Data listing
— Start —

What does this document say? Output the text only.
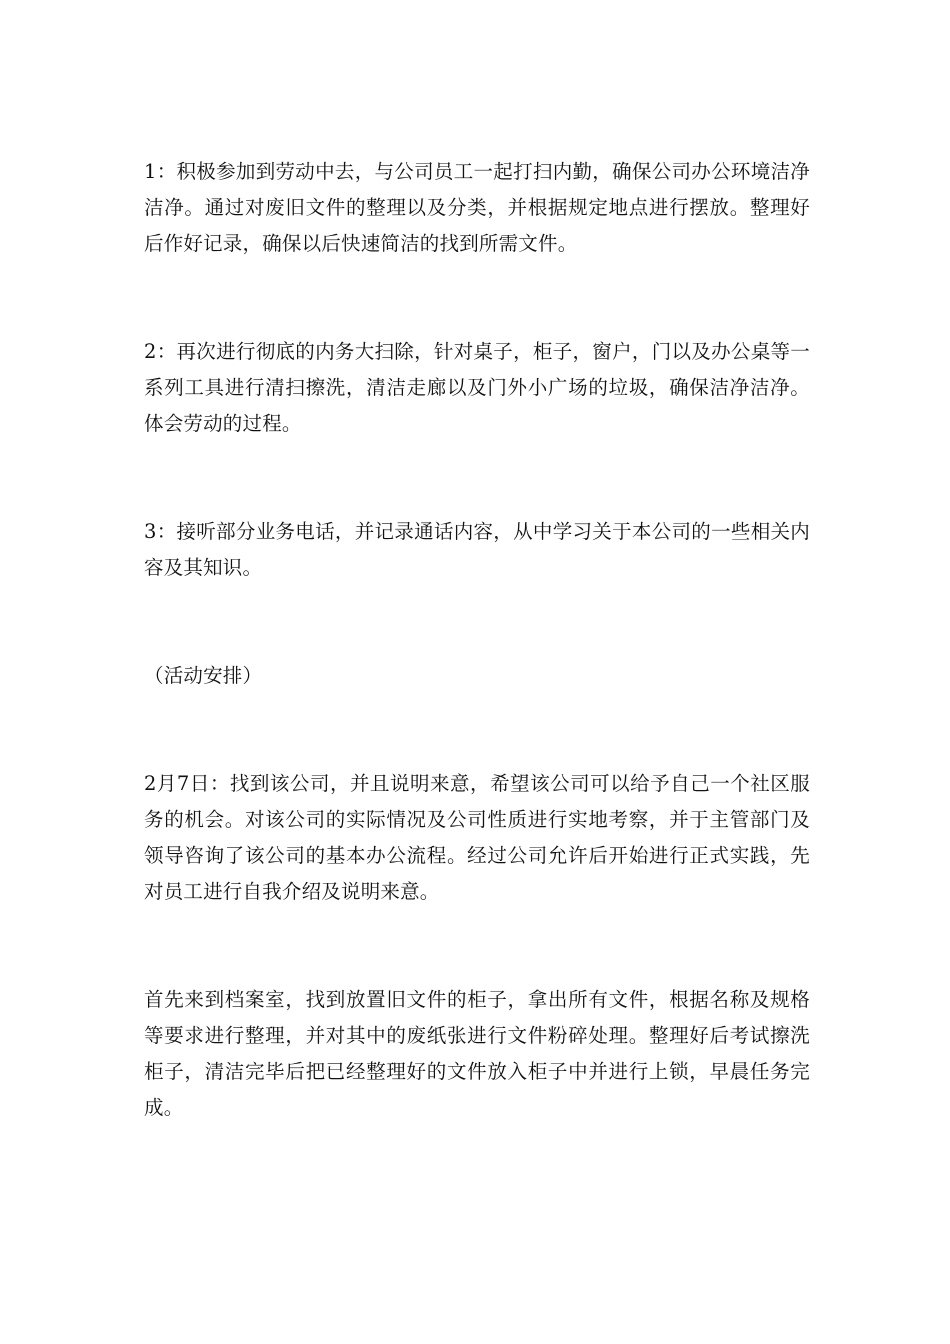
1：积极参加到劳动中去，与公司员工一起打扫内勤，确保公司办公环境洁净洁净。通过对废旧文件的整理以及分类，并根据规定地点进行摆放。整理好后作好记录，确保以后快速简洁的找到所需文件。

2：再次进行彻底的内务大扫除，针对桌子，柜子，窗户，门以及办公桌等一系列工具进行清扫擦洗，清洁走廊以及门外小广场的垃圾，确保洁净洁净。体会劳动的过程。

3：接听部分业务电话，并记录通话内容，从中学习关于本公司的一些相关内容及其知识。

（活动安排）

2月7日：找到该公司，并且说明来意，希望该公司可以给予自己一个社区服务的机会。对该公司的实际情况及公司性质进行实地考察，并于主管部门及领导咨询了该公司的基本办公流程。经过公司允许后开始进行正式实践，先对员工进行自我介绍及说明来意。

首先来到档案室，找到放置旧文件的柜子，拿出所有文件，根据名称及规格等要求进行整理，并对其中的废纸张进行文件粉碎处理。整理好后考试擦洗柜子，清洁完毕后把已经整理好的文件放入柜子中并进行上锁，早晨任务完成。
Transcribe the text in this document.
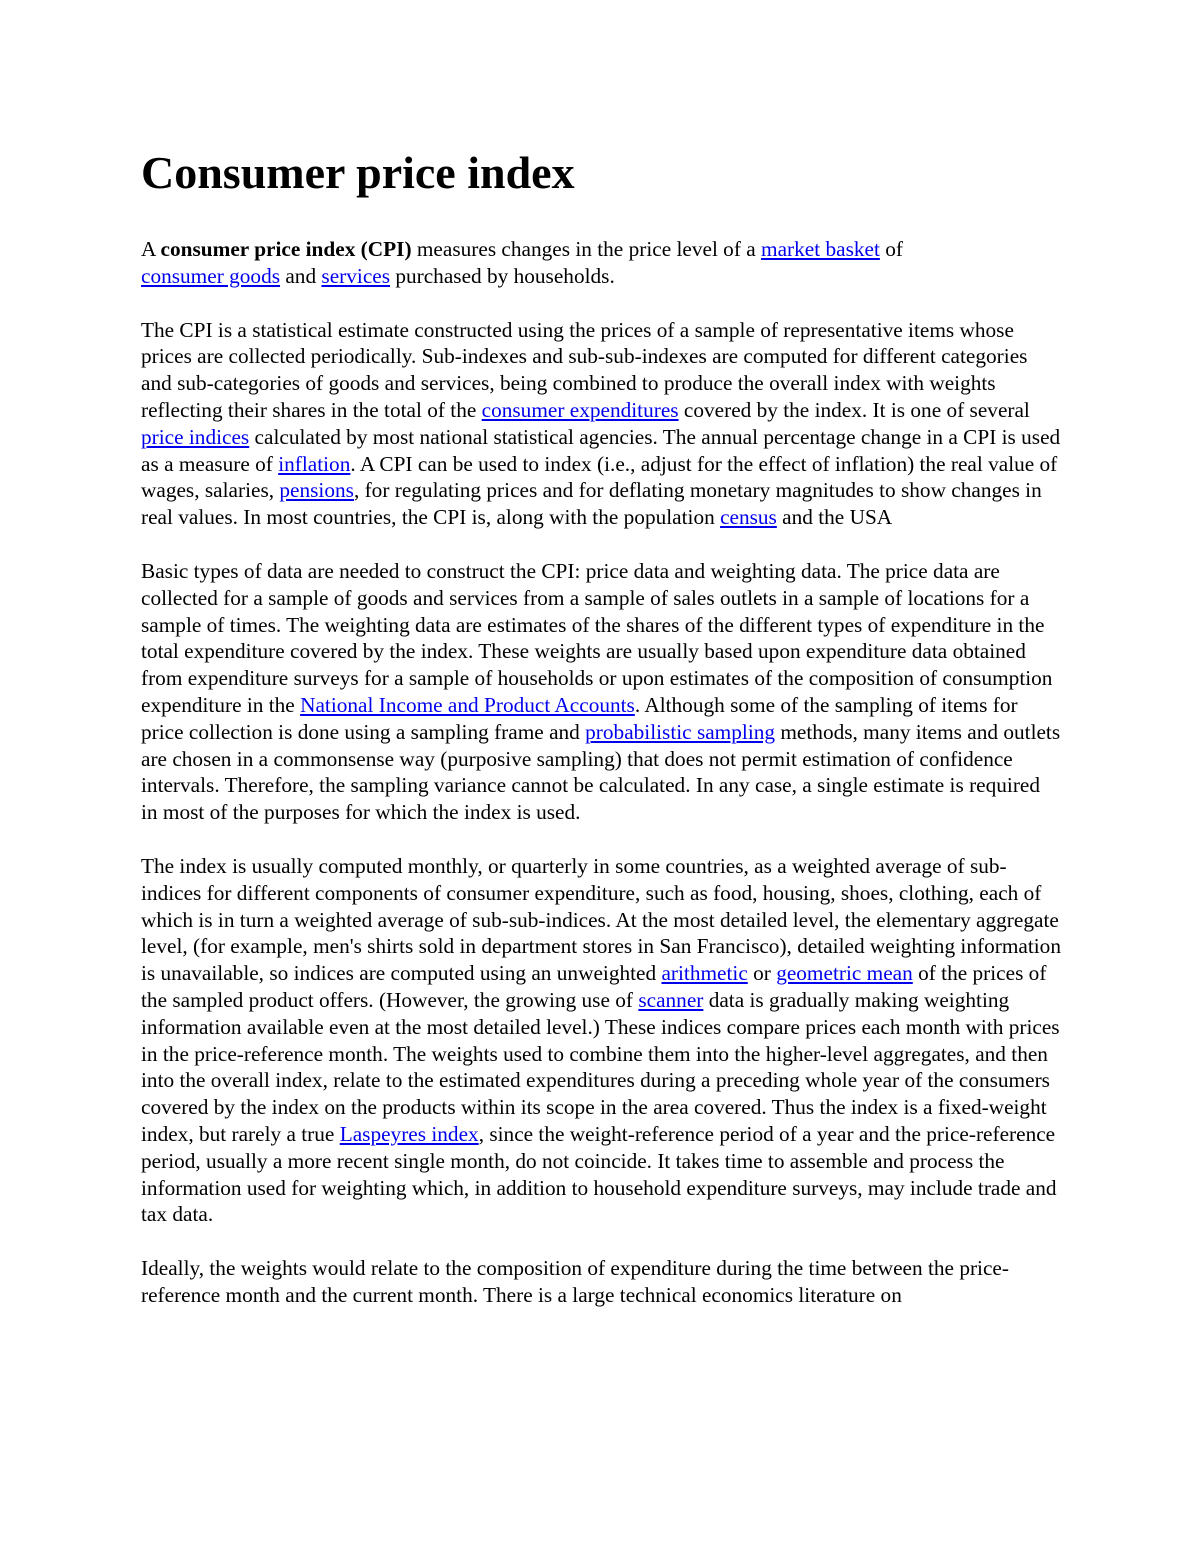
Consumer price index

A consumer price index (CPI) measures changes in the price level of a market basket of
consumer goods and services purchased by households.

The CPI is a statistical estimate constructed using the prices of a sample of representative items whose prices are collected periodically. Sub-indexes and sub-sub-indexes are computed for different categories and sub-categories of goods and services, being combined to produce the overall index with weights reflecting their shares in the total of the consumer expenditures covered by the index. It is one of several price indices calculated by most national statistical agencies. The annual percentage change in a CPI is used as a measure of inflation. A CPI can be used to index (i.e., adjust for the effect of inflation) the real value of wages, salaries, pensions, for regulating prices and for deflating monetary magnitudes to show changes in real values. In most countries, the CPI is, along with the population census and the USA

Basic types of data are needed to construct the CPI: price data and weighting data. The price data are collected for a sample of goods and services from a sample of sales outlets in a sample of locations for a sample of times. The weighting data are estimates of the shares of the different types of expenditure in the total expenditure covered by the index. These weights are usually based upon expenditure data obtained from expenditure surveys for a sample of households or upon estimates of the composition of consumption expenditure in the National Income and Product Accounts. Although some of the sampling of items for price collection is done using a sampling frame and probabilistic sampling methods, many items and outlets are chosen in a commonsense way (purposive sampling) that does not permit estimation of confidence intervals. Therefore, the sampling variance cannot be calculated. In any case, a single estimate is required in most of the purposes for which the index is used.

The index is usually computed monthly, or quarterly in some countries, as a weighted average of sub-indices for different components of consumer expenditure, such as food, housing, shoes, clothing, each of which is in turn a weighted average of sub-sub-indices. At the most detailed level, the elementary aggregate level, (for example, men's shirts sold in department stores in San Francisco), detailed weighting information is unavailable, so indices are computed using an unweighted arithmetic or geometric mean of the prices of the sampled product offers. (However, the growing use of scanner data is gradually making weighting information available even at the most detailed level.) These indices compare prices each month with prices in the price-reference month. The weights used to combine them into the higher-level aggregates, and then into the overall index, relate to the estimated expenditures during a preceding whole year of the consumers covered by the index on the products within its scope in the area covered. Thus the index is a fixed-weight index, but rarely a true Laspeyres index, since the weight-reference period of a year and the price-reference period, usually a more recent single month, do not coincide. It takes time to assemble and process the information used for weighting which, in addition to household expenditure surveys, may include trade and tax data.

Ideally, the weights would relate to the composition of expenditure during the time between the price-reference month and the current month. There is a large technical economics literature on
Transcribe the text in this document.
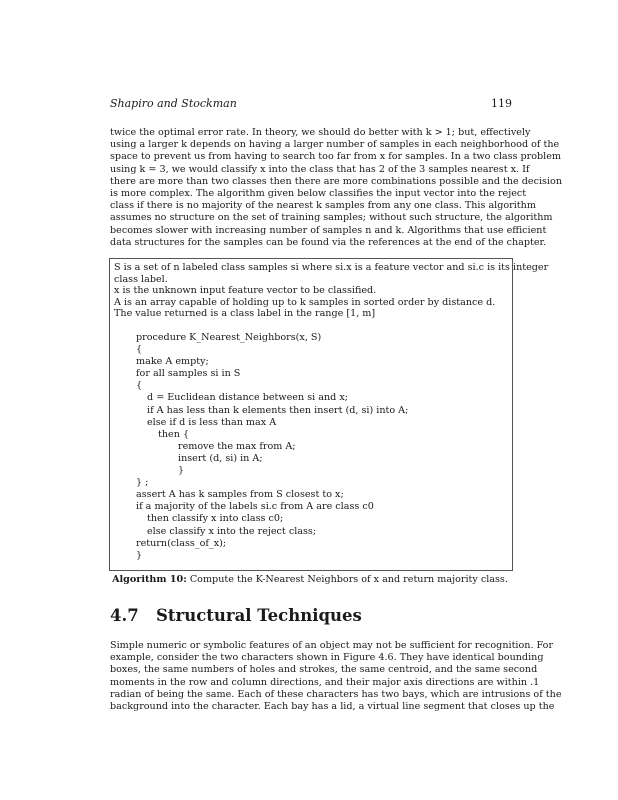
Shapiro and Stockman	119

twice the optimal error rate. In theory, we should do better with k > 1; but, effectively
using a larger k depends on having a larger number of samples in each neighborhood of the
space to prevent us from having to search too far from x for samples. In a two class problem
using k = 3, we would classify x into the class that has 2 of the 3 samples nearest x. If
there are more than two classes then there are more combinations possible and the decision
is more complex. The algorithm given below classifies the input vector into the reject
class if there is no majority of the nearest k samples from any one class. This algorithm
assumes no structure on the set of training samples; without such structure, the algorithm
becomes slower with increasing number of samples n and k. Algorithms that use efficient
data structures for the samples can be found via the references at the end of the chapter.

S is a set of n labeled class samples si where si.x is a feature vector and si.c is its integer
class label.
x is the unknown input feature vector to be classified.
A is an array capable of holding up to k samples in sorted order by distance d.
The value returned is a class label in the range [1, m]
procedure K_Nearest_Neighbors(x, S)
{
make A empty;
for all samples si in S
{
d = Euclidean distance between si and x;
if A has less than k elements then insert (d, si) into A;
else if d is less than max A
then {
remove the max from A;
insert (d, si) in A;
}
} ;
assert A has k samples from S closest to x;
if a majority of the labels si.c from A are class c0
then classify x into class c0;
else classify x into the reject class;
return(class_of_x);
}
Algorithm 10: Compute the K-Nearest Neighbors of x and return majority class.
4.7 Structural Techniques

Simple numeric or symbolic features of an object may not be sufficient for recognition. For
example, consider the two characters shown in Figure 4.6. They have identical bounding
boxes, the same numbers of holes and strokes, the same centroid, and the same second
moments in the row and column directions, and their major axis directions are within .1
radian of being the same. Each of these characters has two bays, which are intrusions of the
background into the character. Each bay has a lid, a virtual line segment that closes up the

— End —

Short task
Copy every line of the data exactly as written, excluding the pictures.

Answer to the task
What does this document say? Output the text only.
1：积极参加到劳动中去，与公司员工一起打扫内勤，确保公司办公环境洁净洁净。通过对废旧文件的整理以及分类，并根据规定地点进行摆放。整理好后作好记录，确保以后快速简洁的找到所需文件。

2：再次进行彻底的内务大扫除，针对桌子，柜子，窗户，门以及办公桌等一系列工具进行清扫擦洗，清洁走廊以及门外小广场的垃圾，确保洁净洁净。体会劳动的过程。

3：接听部分业务电话，并记录通话内容，从中学习关于本公司的一些相关内容及其知识。

（活动安排）

2月7日：找到该公司，并且说明来意，希望该公司可以给予自己一个社区服务的机会。对该公司的实际情况及公司性质进行实地考察，并于主管部门及领导咨询了该公司的基本办公流程。经过公司允许后开始进行正式实践，先对员工进行自我介绍及说明来意。

首先来到档案室，找到放置旧文件的柜子，拿出所有文件，根据名称及规格等要求进行整理，并对其中的废纸张进行文件粉碎处理。整理好后考试擦洗柜子，清洁完毕后把已经整理好的文件放入柜子中并进行上锁，早晨任务完成。
Transcribe the text in this document.
Consumer price index

A consumer price index (CPI) measures changes in the price level of a market basket of
consumer goods and services purchased by households.

The CPI is a statistical estimate constructed using the prices of a sample of representative items whose prices are collected periodically. Sub-indexes and sub-sub-indexes are computed for different categories and sub-categories of goods and services, being combined to produce the overall index with weights reflecting their shares in the total of the consumer expenditures covered by the index. It is one of several price indices calculated by most national statistical agencies. The annual percentage change in a CPI is used as a measure of inflation. A CPI can be used to index (i.e., adjust for the effect of inflation) the real value of wages, salaries, pensions, for regulating prices and for deflating monetary magnitudes to show changes in real values. In most countries, the CPI is, along with the population census and the USA

Basic types of data are needed to construct the CPI: price data and weighting data. The price data are collected for a sample of goods and services from a sample of sales outlets in a sample of locations for a sample of times. The weighting data are estimates of the shares of the different types of expenditure in the total expenditure covered by the index. These weights are usually based upon expenditure data obtained from expenditure surveys for a sample of households or upon estimates of the composition of consumption expenditure in the National Income and Product Accounts. Although some of the sampling of items for price collection is done using a sampling frame and probabilistic sampling methods, many items and outlets are chosen in a commonsense way (purposive sampling) that does not permit estimation of confidence intervals. Therefore, the sampling variance cannot be calculated. In any case, a single estimate is required in most of the purposes for which the index is used.

The index is usually computed monthly, or quarterly in some countries, as a weighted average of sub-indices for different components of consumer expenditure, such as food, housing, shoes, clothing, each of which is in turn a weighted average of sub-sub-indices. At the most detailed level, the elementary aggregate level, (for example, men's shirts sold in department stores in San Francisco), detailed weighting information is unavailable, so indices are computed using an unweighted arithmetic or geometric mean of the prices of the sampled product offers. (However, the growing use of scanner data is gradually making weighting information available even at the most detailed level.) These indices compare prices each month with prices in the price-reference month. The weights used to combine them into the higher-level aggregates, and then into the overall index, relate to the estimated expenditures during a preceding whole year of the consumers covered by the index on the products within its scope in the area covered. Thus the index is a fixed-weight index, but rarely a true Laspeyres index, since the weight-reference period of a year and the price-reference period, usually a more recent single month, do not coincide. It takes time to assemble and process the information used for weighting which, in addition to household expenditure surveys, may include trade and tax data.

Ideally, the weights would relate to the composition of expenditure during the time between the price-reference month and the current month. There is a large technical economics literature on
Transcribe the text in this document.
Shapiro and Stockman	119

twice the optimal error rate. In theory, we should do better with k > 1; but, effectively
using a larger k depends on having a larger number of samples in each neighborhood of the
space to prevent us from having to search too far from x for samples. In a two class problem
using k = 3, we would classify x into the class that has 2 of the 3 samples nearest x. If
there are more than two classes then there are more combinations possible and the decision
is more complex. The algorithm given below classifies the input vector into the reject
class if there is no majority of the nearest k samples from any one class. This algorithm
assumes no structure on the set of training samples; without such structure, the algorithm
becomes slower with increasing number of samples n and k. Algorithms that use efficient
data structures for the samples can be found via the references at the end of the chapter.

S is a set of n labeled class samples si where si.x is a feature vector and si.c is its integer
class label.
x is the unknown input feature vector to be classified.
A is an array capable of holding up to k samples in sorted order by distance d.
The value returned is a class label in the range [1, m]
procedure K_Nearest_Neighbors(x, S)
{
make A empty;
for all samples si in S
{
d = Euclidean distance between si and x;
if A has less than k elements then insert (d, si) into A;
else if d is less than max A
then {
remove the max from A;
insert (d, si) in A;
}
} ;
assert A has k samples from S closest to x;
if a majority of the labels si.c from A are class c0
then classify x into class c0;
else classify x into the reject class;
return(class_of_x);
}
Algorithm 10: Compute the K-Nearest Neighbors of x and return majority class.
4.7 Structural Techniques

Simple numeric or symbolic features of an object may not be sufficient for recognition. For
example, consider the two characters shown in Figure 4.6. They have identical bounding
boxes, the same numbers of holes and strokes, the same centroid, and the same second
moments in the row and column directions, and their major axis directions are within .1
radian of being the same. Each of these characters has two bays, which are intrusions of the
background into the character. Each bay has a lid, a virtual line segment that closes up the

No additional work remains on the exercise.